== PASSAGE SHOWN ==

The clavicle is subcutaneous for much of its length and, thus, displaced clavicular fractures often result in a visible deformity with a stretch of the soft-tissue envelope over the fracture. While this has been suggested as an operative indication, several recent sources indicate that this concern may only be theoretical. According to the fourth edition of Skeletal Trauma, “It is often stated that open reduction and internal fixation should be considered if the skin is threatened by pressure from a prominent clavicle fracture fragment; however, it is extremely rare of the skin to be perforated from within.”5 The most recent Journal of Bone and Joint Surgery Current Concepts Review on the subject stated that “open fractures or soft-tissue tenting sufficient to produce skin necrosis is uncommon.”3 To the best of our knowledge, there is no reported case of a displaced midshaft clavicle fracture with secondary skin necrosis and conversion into an open fracture, validating the conclusion that this complication may be only theoretical. Given that surgical fixation carries a risk of complications including wound complications, infection, nonunion, malunion, and damage to the nearby neurovascular structures and pleural apices,11 some surgeons may be uncertain how to proceed in cases at risk for disturbance of the soft tissues.
We report 2 adolescent cases of displaced, comminuted clavicle fractures in which the skin was initially intact. Both were managed nonoperatively and both secondarily presented with open lesions at the fracture site requiring urgent irrigation and débridement (I&D) and ORIF. The patients and their guardians provided written informed consent for print and electronic publication of these case reports.
Case Reports
Case 1
A 15-year-old boy with no significant medical or surgical history flipped over the handlebars of his bicycle the day prior to presentation and sustained a clavicle fracture on his left nondominant upper extremity. This was an isolated injury. On examination, his skin was intact with an area of tender mild osseous protuberance at the midclavicle with associated surrounding edema. He was neurovascularly intact. Radiographs showed a displaced fracture of the midshaft of the clavicle with 20% shortening with a vertically angulated piece of comminution (Figure 1A). After a discussion of the treatment options with the family, the decision was made to pursue nonoperative treatment with sling immobilization as needed and restriction from gym and sports.

== INFORMATION GIVEN ==
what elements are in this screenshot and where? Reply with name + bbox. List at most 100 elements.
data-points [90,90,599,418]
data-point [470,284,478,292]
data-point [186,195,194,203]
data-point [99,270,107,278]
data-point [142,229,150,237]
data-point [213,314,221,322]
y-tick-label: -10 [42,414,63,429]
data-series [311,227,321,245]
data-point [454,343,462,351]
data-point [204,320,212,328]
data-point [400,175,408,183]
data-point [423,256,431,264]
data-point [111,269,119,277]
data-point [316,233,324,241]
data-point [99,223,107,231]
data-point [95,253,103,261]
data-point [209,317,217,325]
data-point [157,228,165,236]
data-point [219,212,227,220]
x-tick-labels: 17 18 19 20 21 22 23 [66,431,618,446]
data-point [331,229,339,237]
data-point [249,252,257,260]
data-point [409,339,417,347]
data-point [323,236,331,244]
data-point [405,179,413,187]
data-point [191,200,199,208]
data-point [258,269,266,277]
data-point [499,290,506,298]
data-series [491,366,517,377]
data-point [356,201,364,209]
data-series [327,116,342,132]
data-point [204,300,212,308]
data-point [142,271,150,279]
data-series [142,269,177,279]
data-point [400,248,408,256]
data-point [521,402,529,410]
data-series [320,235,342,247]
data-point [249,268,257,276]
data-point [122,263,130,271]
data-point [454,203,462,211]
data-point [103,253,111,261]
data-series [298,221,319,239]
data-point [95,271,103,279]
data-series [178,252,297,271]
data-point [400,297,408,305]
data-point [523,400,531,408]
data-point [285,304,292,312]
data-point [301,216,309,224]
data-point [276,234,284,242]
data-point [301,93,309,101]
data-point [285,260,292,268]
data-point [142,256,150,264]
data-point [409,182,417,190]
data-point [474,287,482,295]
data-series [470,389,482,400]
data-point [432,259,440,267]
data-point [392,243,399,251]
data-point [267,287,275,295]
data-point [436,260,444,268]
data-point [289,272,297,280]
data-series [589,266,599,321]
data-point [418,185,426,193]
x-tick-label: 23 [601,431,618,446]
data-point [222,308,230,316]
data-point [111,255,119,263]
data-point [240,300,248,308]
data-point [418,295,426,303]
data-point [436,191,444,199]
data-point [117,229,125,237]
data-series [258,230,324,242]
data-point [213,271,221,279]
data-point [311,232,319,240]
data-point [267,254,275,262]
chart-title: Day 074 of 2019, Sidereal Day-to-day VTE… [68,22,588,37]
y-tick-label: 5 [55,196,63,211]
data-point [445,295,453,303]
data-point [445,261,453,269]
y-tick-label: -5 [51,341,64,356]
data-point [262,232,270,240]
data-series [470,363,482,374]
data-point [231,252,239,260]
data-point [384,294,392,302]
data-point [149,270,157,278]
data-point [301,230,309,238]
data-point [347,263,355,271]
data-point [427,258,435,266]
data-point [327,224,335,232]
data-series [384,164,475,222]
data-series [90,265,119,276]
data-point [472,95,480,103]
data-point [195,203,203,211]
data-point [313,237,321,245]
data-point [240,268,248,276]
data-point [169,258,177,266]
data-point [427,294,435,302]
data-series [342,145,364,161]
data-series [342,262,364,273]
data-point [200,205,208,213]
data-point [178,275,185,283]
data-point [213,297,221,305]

== THE PROBLEM ==
In the passage on clavicle fractures, how much shortening did the radiographs in Case 1 show?

== ANSWER SPACE ==
20% shortening.